** ENTRIES SHOWN **
# # # # #
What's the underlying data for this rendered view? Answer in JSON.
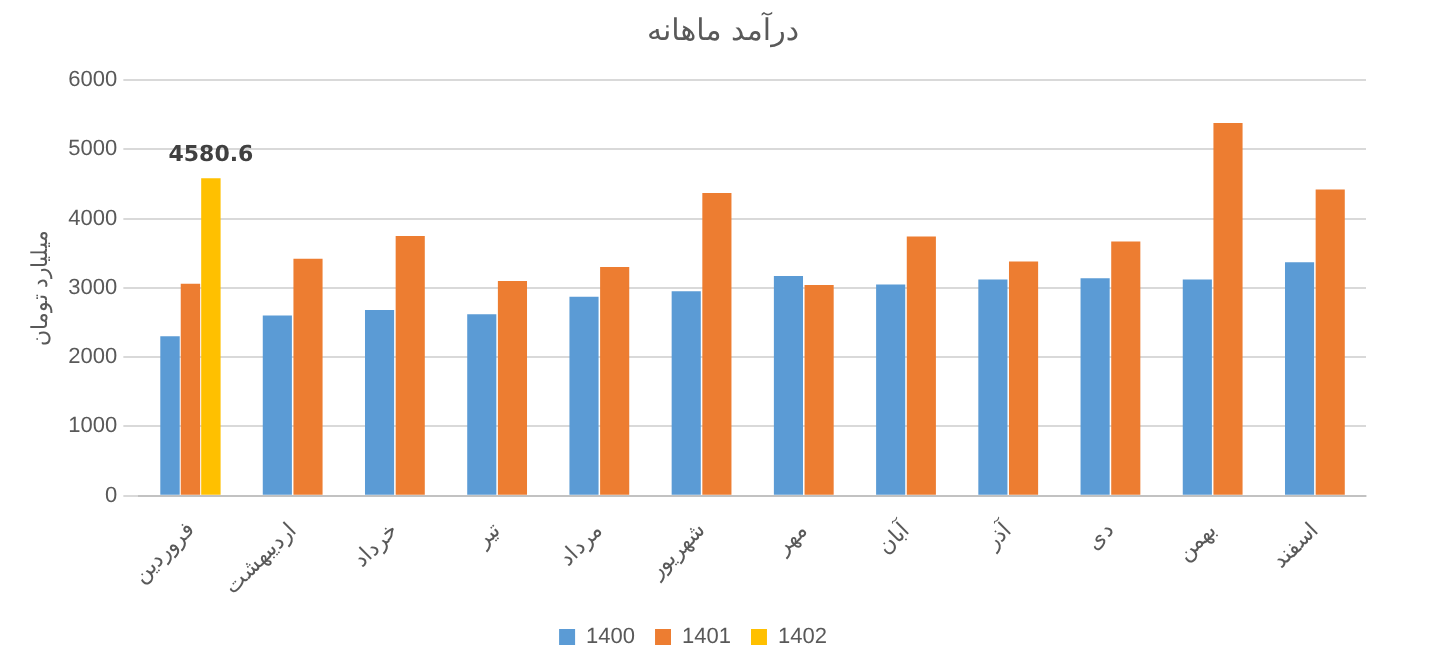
{
  "chart_data": {
    "type": "bar",
    "title": "درآمد ماهانه",
    "ylabel": "میلیارد تومان",
    "categories": [
      "فروردین",
      "اردیبهشت",
      "خرداد",
      "تیر",
      "مرداد",
      "شهریور",
      "مهر",
      "آبان",
      "آذر",
      "دی",
      "بهمن",
      "اسفند"
    ],
    "series": [
      {
        "name": "1400",
        "color": "#5b9bd5",
        "values": [
          2300,
          2600,
          2680,
          2620,
          2870,
          2950,
          3170,
          3050,
          3120,
          3140,
          3120,
          3370
        ]
      },
      {
        "name": "1401",
        "color": "#ed7d31",
        "values": [
          3060,
          3420,
          3750,
          3100,
          3300,
          4370,
          3040,
          3740,
          3380,
          3670,
          5380,
          4420
        ]
      },
      {
        "name": "1402",
        "color": "#ffc000",
        "values": [
          4580.6,
          null,
          null,
          null,
          null,
          null,
          null,
          null,
          null,
          null,
          null,
          null
        ],
        "value_labels": [
          "4580.6",
          null,
          null,
          null,
          null,
          null,
          null,
          null,
          null,
          null,
          null,
          null
        ]
      }
    ],
    "ylim": [
      0,
      6000
    ],
    "yticks": [
      0,
      1000,
      2000,
      3000,
      4000,
      5000,
      6000
    ],
    "grid": "y",
    "legend": "bottom"
  }
}
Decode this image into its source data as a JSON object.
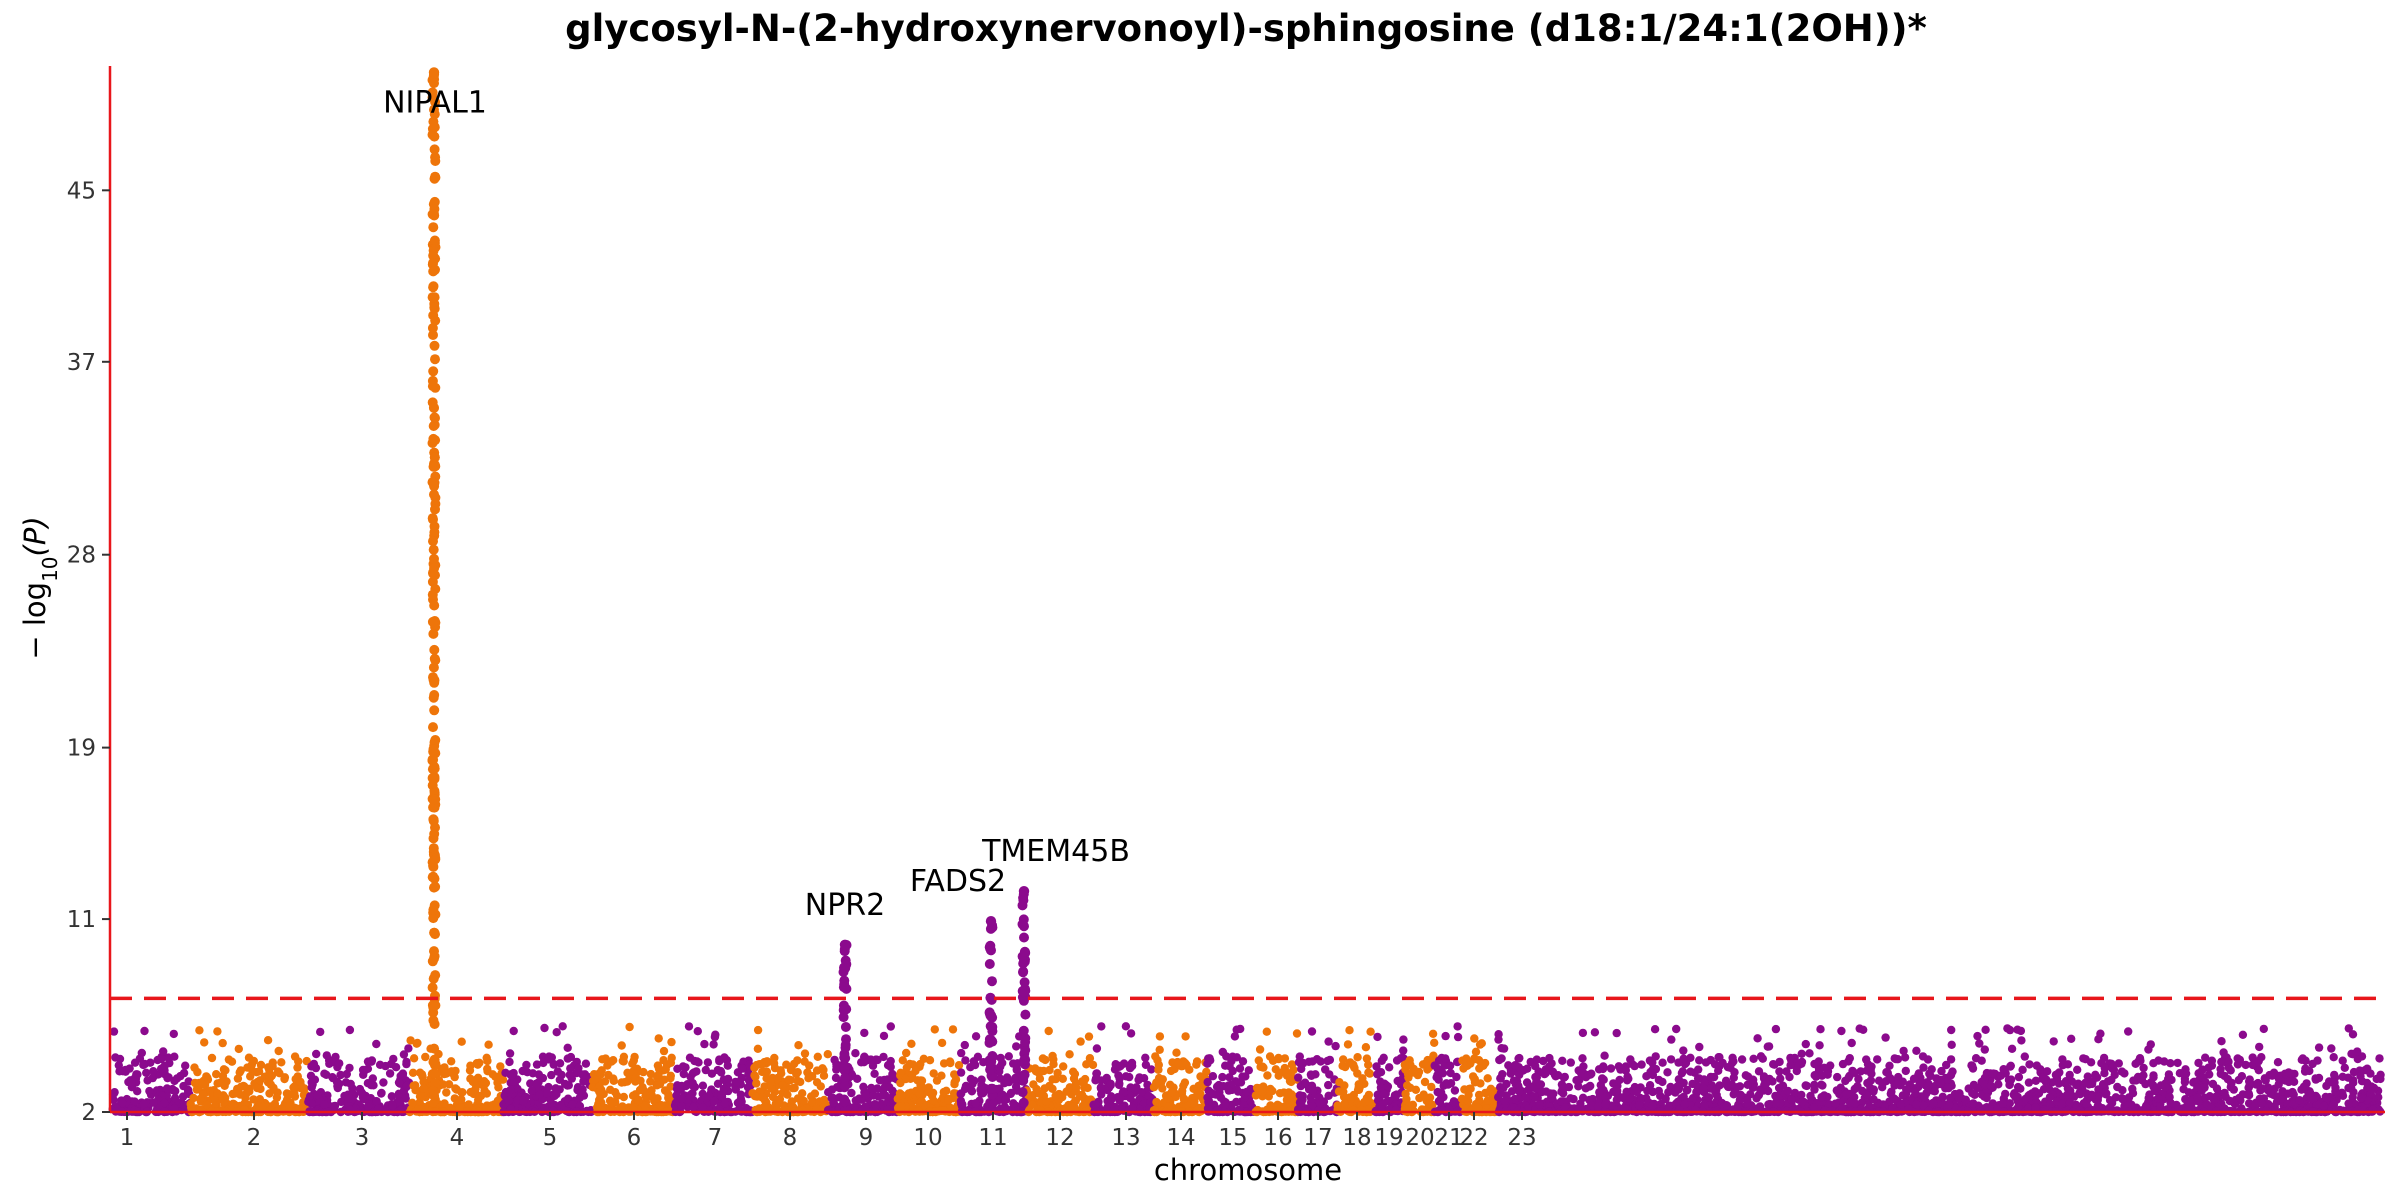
{
  "chart_data": {
    "type": "scatter",
    "title": "glycosyl-N-(2-hydroxynervonoyl)-sphingosine (d18:1/24:1(2OH))*",
    "xlabel": "chromosome",
    "ylabel": "−log10(P)",
    "ylabel_main": "− log",
    "ylabel_sub": "10",
    "ylabel_var": "(P)",
    "ylim": [
      2,
      50.8
    ],
    "yticks": [
      2,
      11,
      19,
      28,
      37,
      45
    ],
    "significance_line": 7.3,
    "colors": {
      "odd": "#8b0a8d",
      "even": "#ee750a",
      "axis": "#e8161b",
      "threshold": "#e8161b"
    },
    "chromosomes": [
      {
        "label": "1",
        "x": 127
      },
      {
        "label": "2",
        "x": 254
      },
      {
        "label": "3",
        "x": 362
      },
      {
        "label": "4",
        "x": 457
      },
      {
        "label": "5",
        "x": 550
      },
      {
        "label": "6",
        "x": 634
      },
      {
        "label": "7",
        "x": 715
      },
      {
        "label": "8",
        "x": 790
      },
      {
        "label": "9",
        "x": 866
      },
      {
        "label": "10",
        "x": 928
      },
      {
        "label": "11",
        "x": 993
      },
      {
        "label": "12",
        "x": 1060
      },
      {
        "label": "13",
        "x": 1126
      },
      {
        "label": "14",
        "x": 1181
      },
      {
        "label": "15",
        "x": 1233
      },
      {
        "label": "16",
        "x": 1278
      },
      {
        "label": "17",
        "x": 1318
      },
      {
        "label": "18",
        "x": 1357
      },
      {
        "label": "19",
        "x": 1389
      },
      {
        "label": "20",
        "x": 1420
      },
      {
        "label": "21",
        "x": 1449
      },
      {
        "label": "22",
        "x": 1474
      },
      {
        "label": "23",
        "x": 1522
      }
    ],
    "peaks": [
      {
        "gene": "NIPAL1",
        "chromosome": "4",
        "x": 434,
        "max_y": 50.5
      },
      {
        "gene": "NPR2",
        "chromosome": "9",
        "x": 845,
        "max_y": 9.8
      },
      {
        "gene": "FADS2",
        "chromosome": "11",
        "x": 991,
        "max_y": 10.9
      },
      {
        "gene": "TMEM45B",
        "chromosome": "11",
        "x": 1024,
        "max_y": 12.3
      }
    ]
  }
}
# # # # #
** WHAT YOU SHOULD DO **
Copy the records above exactly, leaving out every picture.

** REPLY **
What's the underlying data for this rendered view? Answer in JSON.
{
  "chart_data": {
    "type": "bar",
    "title": "درآمد ماهانه",
    "ylabel": "میلیارد تومان",
    "categories": [
      "فروردین",
      "اردیبهشت",
      "خرداد",
      "تیر",
      "مرداد",
      "شهریور",
      "مهر",
      "آبان",
      "آذر",
      "دی",
      "بهمن",
      "اسفند"
    ],
    "series": [
      {
        "name": "1400",
        "color": "#5b9bd5",
        "values": [
          2300,
          2600,
          2680,
          2620,
          2870,
          2950,
          3170,
          3050,
          3120,
          3140,
          3120,
          3370
        ]
      },
      {
        "name": "1401",
        "color": "#ed7d31",
        "values": [
          3060,
          3420,
          3750,
          3100,
          3300,
          4370,
          3040,
          3740,
          3380,
          3670,
          5380,
          4420
        ]
      },
      {
        "name": "1402",
        "color": "#ffc000",
        "values": [
          4580.6,
          null,
          null,
          null,
          null,
          null,
          null,
          null,
          null,
          null,
          null,
          null
        ],
        "value_labels": [
          "4580.6",
          null,
          null,
          null,
          null,
          null,
          null,
          null,
          null,
          null,
          null,
          null
        ]
      }
    ],
    "ylim": [
      0,
      6000
    ],
    "yticks": [
      0,
      1000,
      2000,
      3000,
      4000,
      5000,
      6000
    ],
    "grid": "y",
    "legend": "bottom"
  }
}
Decode this image into its source data as a JSON object.
{
  "chart_data": {
    "type": "scatter",
    "title": "glycosyl-N-(2-hydroxynervonoyl)-sphingosine (d18:1/24:1(2OH))*",
    "xlabel": "chromosome",
    "ylabel": "−log10(P)",
    "ylabel_main": "− log",
    "ylabel_sub": "10",
    "ylabel_var": "(P)",
    "ylim": [
      2,
      50.8
    ],
    "yticks": [
      2,
      11,
      19,
      28,
      37,
      45
    ],
    "significance_line": 7.3,
    "colors": {
      "odd": "#8b0a8d",
      "even": "#ee750a",
      "axis": "#e8161b",
      "threshold": "#e8161b"
    },
    "chromosomes": [
      {
        "label": "1",
        "x": 127
      },
      {
        "label": "2",
        "x": 254
      },
      {
        "label": "3",
        "x": 362
      },
      {
        "label": "4",
        "x": 457
      },
      {
        "label": "5",
        "x": 550
      },
      {
        "label": "6",
        "x": 634
      },
      {
        "label": "7",
        "x": 715
      },
      {
        "label": "8",
        "x": 790
      },
      {
        "label": "9",
        "x": 866
      },
      {
        "label": "10",
        "x": 928
      },
      {
        "label": "11",
        "x": 993
      },
      {
        "label": "12",
        "x": 1060
      },
      {
        "label": "13",
        "x": 1126
      },
      {
        "label": "14",
        "x": 1181
      },
      {
        "label": "15",
        "x": 1233
      },
      {
        "label": "16",
        "x": 1278
      },
      {
        "label": "17",
        "x": 1318
      },
      {
        "label": "18",
        "x": 1357
      },
      {
        "label": "19",
        "x": 1389
      },
      {
        "label": "20",
        "x": 1420
      },
      {
        "label": "21",
        "x": 1449
      },
      {
        "label": "22",
        "x": 1474
      },
      {
        "label": "23",
        "x": 1522
      }
    ],
    "peaks": [
      {
        "gene": "NIPAL1",
        "chromosome": "4",
        "x": 434,
        "max_y": 50.5
      },
      {
        "gene": "NPR2",
        "chromosome": "9",
        "x": 845,
        "max_y": 9.8
      },
      {
        "gene": "FADS2",
        "chromosome": "11",
        "x": 991,
        "max_y": 10.9
      },
      {
        "gene": "TMEM45B",
        "chromosome": "11",
        "x": 1024,
        "max_y": 12.3
      }
    ]
  }
}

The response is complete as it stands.